**Problem statement:** Give the records back in full, exactly as they read.

**Data lines:**
________________________

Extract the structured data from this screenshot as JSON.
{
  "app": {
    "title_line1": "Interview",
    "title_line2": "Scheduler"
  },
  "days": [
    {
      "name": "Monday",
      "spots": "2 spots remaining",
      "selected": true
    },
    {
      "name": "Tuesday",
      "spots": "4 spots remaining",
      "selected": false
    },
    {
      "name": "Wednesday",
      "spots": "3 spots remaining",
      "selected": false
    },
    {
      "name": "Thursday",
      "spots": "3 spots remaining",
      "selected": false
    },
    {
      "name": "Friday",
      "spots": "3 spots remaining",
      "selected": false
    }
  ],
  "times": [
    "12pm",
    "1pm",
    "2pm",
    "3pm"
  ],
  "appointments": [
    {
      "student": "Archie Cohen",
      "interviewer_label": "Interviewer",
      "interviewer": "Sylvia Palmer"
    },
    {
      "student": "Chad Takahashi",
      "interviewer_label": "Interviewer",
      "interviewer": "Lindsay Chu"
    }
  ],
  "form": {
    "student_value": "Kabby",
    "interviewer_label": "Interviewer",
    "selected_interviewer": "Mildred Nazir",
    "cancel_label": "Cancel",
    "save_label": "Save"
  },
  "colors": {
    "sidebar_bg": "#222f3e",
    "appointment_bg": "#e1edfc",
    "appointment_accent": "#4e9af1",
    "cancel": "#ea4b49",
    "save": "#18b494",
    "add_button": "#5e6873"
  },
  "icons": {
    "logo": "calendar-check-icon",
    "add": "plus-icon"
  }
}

________________________

**Written response:**
Extract the structured data from this screenshot as JSON.
{
  "app": {
    "title_line1": "Interview",
    "title_line2": "Scheduler"
  },
  "days": [
    {
      "name": "Monday",
      "spots": "2 spots remaining",
      "selected": true
    },
    {
      "name": "Tuesday",
      "spots": "4 spots remaining",
      "selected": false
    },
    {
      "name": "Wednesday",
      "spots": "3 spots remaining",
      "selected": false
    },
    {
      "name": "Thursday",
      "spots": "3 spots remaining",
      "selected": false
    },
    {
      "name": "Friday",
      "spots": "3 spots remaining",
      "selected": false
    }
  ],
  "times": [
    "12pm",
    "1pm",
    "2pm",
    "3pm"
  ],
  "appointments": [
    {
      "student": "Archie Cohen",
      "interviewer_label": "Interviewer",
      "interviewer": "Sylvia Palmer"
    },
    {
      "student": "Chad Takahashi",
      "interviewer_label": "Interviewer",
      "interviewer": "Lindsay Chu"
    }
  ],
  "form": {
    "student_value": "Kabby",
    "interviewer_label": "Interviewer",
    "selected_interviewer": "Mildred Nazir",
    "cancel_label": "Cancel",
    "save_label": "Save"
  },
  "colors": {
    "sidebar_bg": "#222f3e",
    "appointment_bg": "#e1edfc",
    "appointment_accent": "#4e9af1",
    "cancel": "#ea4b49",
    "save": "#18b494",
    "add_button": "#5e6873"
  },
  "icons": {
    "logo": "calendar-check-icon",
    "add": "plus-icon"
  }
}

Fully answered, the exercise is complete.